##### Entries supplied #####

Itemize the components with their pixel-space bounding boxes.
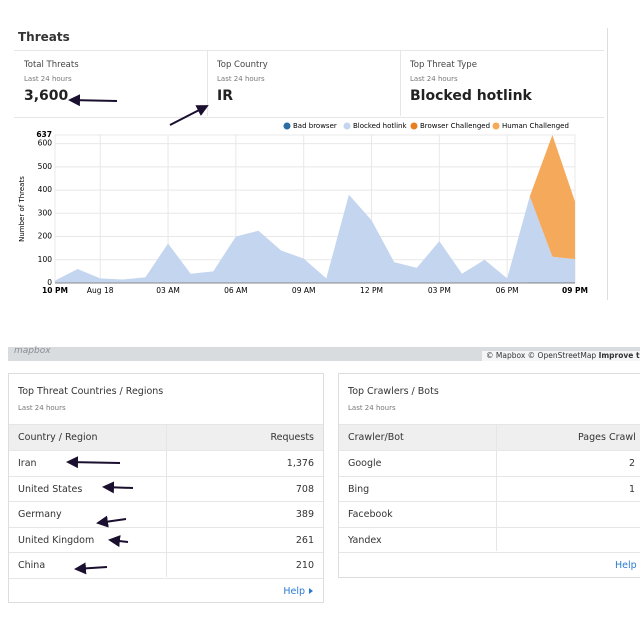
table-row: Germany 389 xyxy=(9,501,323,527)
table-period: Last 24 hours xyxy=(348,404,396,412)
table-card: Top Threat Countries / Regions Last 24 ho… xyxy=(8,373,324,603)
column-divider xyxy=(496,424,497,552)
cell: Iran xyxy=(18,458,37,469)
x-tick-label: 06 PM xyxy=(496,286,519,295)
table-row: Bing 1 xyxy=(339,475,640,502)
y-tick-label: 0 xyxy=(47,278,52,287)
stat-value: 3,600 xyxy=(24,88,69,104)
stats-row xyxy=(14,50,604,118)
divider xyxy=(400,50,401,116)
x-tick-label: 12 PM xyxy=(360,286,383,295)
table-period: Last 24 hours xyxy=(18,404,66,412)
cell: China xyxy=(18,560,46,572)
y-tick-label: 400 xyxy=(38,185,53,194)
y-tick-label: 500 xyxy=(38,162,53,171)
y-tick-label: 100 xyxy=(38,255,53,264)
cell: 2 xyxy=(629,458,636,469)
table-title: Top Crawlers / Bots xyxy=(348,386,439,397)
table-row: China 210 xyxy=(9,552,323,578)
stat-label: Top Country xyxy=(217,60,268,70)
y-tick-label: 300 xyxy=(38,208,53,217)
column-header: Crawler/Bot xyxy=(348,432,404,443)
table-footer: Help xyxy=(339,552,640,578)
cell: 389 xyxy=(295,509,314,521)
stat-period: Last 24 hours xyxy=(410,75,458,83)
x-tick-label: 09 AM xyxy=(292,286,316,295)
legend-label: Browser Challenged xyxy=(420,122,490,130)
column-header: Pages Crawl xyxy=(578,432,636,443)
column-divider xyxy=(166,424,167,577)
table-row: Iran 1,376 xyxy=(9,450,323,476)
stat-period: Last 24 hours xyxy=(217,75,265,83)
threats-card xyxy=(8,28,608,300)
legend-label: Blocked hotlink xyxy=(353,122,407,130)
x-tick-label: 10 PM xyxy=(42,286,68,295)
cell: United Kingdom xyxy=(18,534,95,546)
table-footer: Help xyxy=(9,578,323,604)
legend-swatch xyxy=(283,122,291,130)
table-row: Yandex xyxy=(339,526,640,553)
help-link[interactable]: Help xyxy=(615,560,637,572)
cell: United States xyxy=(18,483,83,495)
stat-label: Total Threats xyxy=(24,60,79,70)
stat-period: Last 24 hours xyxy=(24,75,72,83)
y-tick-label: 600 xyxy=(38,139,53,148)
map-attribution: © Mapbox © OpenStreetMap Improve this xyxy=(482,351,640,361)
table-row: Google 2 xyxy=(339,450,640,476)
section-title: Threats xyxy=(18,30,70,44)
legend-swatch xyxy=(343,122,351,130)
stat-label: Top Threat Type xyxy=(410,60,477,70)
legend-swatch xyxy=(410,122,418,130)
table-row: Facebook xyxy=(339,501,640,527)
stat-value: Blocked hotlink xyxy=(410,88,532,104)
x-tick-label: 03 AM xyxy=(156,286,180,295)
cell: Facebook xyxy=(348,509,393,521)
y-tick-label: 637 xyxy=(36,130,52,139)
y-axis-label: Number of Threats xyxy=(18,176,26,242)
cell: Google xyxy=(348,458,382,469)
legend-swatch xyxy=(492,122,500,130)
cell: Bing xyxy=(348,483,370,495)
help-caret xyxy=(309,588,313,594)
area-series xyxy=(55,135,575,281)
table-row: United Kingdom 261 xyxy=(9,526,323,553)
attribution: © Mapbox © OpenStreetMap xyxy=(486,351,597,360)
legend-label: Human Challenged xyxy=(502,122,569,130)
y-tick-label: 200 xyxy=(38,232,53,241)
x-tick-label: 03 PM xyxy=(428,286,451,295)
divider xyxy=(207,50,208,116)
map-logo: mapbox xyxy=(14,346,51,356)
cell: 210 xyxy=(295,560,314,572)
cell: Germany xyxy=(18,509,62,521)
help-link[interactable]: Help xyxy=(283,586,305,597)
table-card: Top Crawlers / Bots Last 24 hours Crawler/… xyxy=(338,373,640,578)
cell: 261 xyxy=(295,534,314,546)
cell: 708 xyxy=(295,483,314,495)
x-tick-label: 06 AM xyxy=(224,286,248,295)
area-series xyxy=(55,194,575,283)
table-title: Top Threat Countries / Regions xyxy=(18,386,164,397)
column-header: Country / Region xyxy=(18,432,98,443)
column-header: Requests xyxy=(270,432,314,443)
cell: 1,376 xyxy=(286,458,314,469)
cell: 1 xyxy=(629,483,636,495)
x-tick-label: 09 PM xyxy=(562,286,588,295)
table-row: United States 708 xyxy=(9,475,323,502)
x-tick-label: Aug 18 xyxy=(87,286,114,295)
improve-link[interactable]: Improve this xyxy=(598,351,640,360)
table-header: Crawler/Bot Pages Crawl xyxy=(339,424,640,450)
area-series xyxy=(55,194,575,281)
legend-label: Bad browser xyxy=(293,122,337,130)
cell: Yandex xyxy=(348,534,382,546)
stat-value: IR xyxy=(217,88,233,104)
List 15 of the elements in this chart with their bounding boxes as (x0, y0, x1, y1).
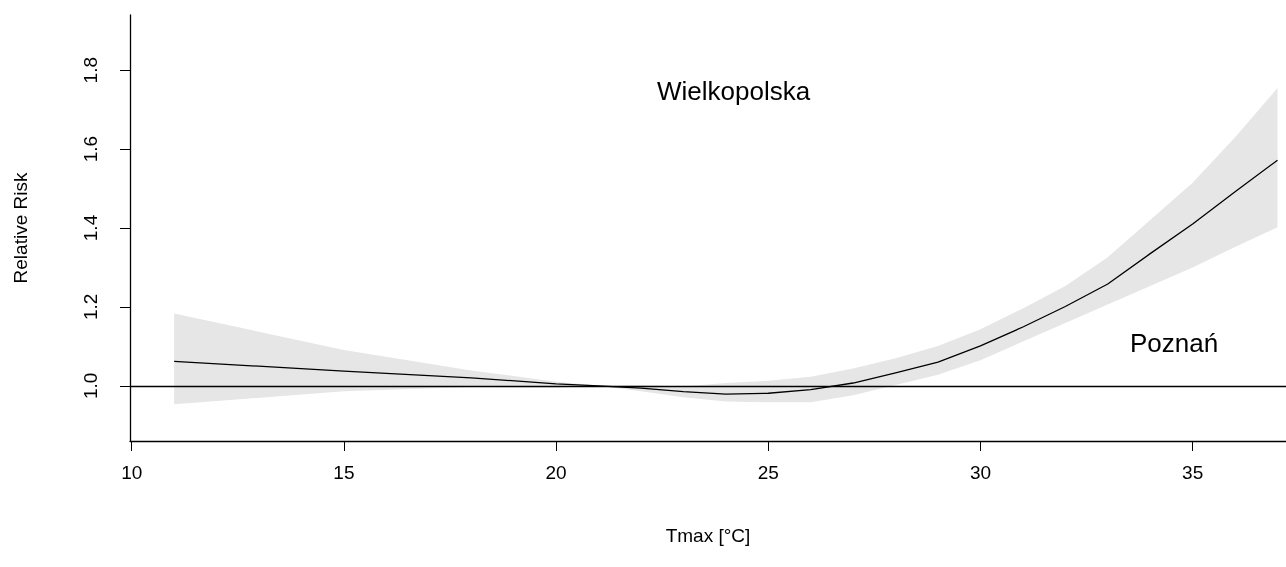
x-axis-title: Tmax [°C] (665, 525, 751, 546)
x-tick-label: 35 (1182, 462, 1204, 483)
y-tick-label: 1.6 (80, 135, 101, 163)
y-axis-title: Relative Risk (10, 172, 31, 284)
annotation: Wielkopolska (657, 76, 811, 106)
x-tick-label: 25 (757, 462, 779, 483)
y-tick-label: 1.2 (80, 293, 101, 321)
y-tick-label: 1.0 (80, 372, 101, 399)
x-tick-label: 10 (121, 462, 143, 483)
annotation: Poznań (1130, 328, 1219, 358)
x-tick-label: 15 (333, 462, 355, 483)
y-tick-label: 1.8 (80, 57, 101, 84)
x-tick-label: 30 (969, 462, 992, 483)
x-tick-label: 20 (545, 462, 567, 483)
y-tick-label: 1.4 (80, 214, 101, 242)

#####

[What to produce]
Reproduce all of the material above with "bounding boxes" swapped for "outline boxes" and nothing else changed. Leave the pictures out.

[Written solution]
Itemize the components with their pixel-space outline boxes.
table-row: Germany 389 xyxy=(9,501,323,527)
table-period: Last 24 hours xyxy=(348,404,396,412)
table-card: Top Threat Countries / Regions Last 24 ho… xyxy=(8,373,324,603)
column-divider xyxy=(496,424,497,552)
cell: Iran xyxy=(18,458,37,469)
x-tick-label: 06 PM xyxy=(496,286,519,295)
table-row: Bing 1 xyxy=(339,475,640,502)
y-tick-label: 0 xyxy=(47,278,52,287)
stat-value: 3,600 xyxy=(24,88,69,104)
stats-row xyxy=(14,50,604,118)
divider xyxy=(400,50,401,116)
x-tick-label: 12 PM xyxy=(360,286,383,295)
table-period: Last 24 hours xyxy=(18,404,66,412)
cell: China xyxy=(18,560,46,572)
y-tick-label: 400 xyxy=(38,185,53,194)
y-tick-label: 500 xyxy=(38,162,53,171)
y-tick-label: 100 xyxy=(38,255,53,264)
cell: 2 xyxy=(629,458,636,469)
table-title: Top Crawlers / Bots xyxy=(348,386,439,397)
table-row: China 210 xyxy=(9,552,323,578)
stat-label: Top Country xyxy=(217,60,268,70)
y-tick-label: 300 xyxy=(38,208,53,217)
column-header: Crawler/Bot xyxy=(348,432,404,443)
table-footer: Help xyxy=(339,552,640,578)
cell: 389 xyxy=(295,509,314,521)
stat-period: Last 24 hours xyxy=(410,75,458,83)
x-tick-label: 09 AM xyxy=(292,286,316,295)
legend-label: Browser Challenged xyxy=(420,122,490,130)
column-header: Pages Crawl xyxy=(578,432,636,443)
column-divider xyxy=(166,424,167,577)
table-row: Iran 1,376 xyxy=(9,450,323,476)
stat-period: Last 24 hours xyxy=(217,75,265,83)
threats-card xyxy=(8,28,608,300)
legend-label: Blocked hotlink xyxy=(353,122,407,130)
x-tick-label: 10 PM xyxy=(42,286,68,295)
cell: United Kingdom xyxy=(18,534,95,546)
table-footer: Help xyxy=(9,578,323,604)
legend-swatch xyxy=(283,122,291,130)
table-row: Yandex xyxy=(339,526,640,553)
help-link[interactable]: Help xyxy=(615,560,637,572)
cell: United States xyxy=(18,483,83,495)
stat-label: Total Threats xyxy=(24,60,79,70)
stat-period: Last 24 hours xyxy=(24,75,72,83)
y-tick-label: 600 xyxy=(38,139,53,148)
map-attribution: © Mapbox © OpenStreetMap Improve this xyxy=(482,351,640,361)
table-row: Google 2 xyxy=(339,450,640,476)
section-title: Threats xyxy=(18,30,70,44)
legend-swatch xyxy=(343,122,351,130)
stat-label: Top Threat Type xyxy=(410,60,477,70)
legend-swatch xyxy=(410,122,418,130)
table-row: Facebook xyxy=(339,501,640,527)
stat-value: Blocked hotlink xyxy=(410,88,532,104)
x-tick-label: 03 AM xyxy=(156,286,180,295)
cell: Facebook xyxy=(348,509,393,521)
y-tick-label: 637 xyxy=(36,130,52,139)
y-axis-label: Number of Threats xyxy=(18,176,26,242)
cell: Google xyxy=(348,458,382,469)
legend-swatch xyxy=(492,122,500,130)
cell: Bing xyxy=(348,483,370,495)
help-caret xyxy=(309,588,313,594)
area-series xyxy=(55,135,575,281)
table-row: United Kingdom 261 xyxy=(9,526,323,553)
attribution: © Mapbox © OpenStreetMap xyxy=(486,351,597,360)
legend-label: Human Challenged xyxy=(502,122,569,130)
y-tick-label: 200 xyxy=(38,232,53,241)
x-tick-label: 03 PM xyxy=(428,286,451,295)
divider xyxy=(207,50,208,116)
map-logo: mapbox xyxy=(14,346,51,356)
cell: 210 xyxy=(295,560,314,572)
cell: Germany xyxy=(18,509,62,521)
help-link[interactable]: Help xyxy=(283,586,305,597)
table-card: Top Crawlers / Bots Last 24 hours Crawler/… xyxy=(338,373,640,578)
cell: 261 xyxy=(295,534,314,546)
cell: 708 xyxy=(295,483,314,495)
x-tick-label: 06 AM xyxy=(224,286,248,295)
area-series xyxy=(55,194,575,283)
table-title: Top Threat Countries / Regions xyxy=(18,386,164,397)
column-header: Country / Region xyxy=(18,432,98,443)
column-header: Requests xyxy=(270,432,314,443)
cell: 1,376 xyxy=(286,458,314,469)
cell: 1 xyxy=(629,483,636,495)
x-tick-label: 09 PM xyxy=(562,286,588,295)
table-row: United States 708 xyxy=(9,475,323,502)
x-tick-label: Aug 18 xyxy=(87,286,114,295)
improve-link[interactable]: Improve this xyxy=(598,351,640,360)
table-header: Crawler/Bot Pages Crawl xyxy=(339,424,640,450)
area-series xyxy=(55,194,575,281)
legend-label: Bad browser xyxy=(293,122,337,130)
cell: Yandex xyxy=(348,534,382,546)
stat-value: IR xyxy=(217,88,233,104)
List 15 of the elements in this chart with their outline boxes as (x0, y0, x1, y1).
x-axis-title: Tmax [°C] (665, 525, 751, 546)
x-tick-label: 35 (1182, 462, 1204, 483)
y-tick-label: 1.6 (80, 135, 101, 163)
y-axis-title: Relative Risk (10, 172, 31, 284)
annotation: Wielkopolska (657, 76, 811, 106)
x-tick-label: 25 (757, 462, 779, 483)
y-tick-label: 1.2 (80, 293, 101, 321)
y-tick-label: 1.0 (80, 372, 101, 399)
x-tick-label: 10 (121, 462, 143, 483)
annotation: Poznań (1130, 328, 1219, 358)
x-tick-label: 15 (333, 462, 355, 483)
y-tick-label: 1.8 (80, 57, 101, 84)
x-tick-label: 30 (969, 462, 992, 483)
x-tick-label: 20 (545, 462, 567, 483)
y-tick-label: 1.4 (80, 214, 101, 242)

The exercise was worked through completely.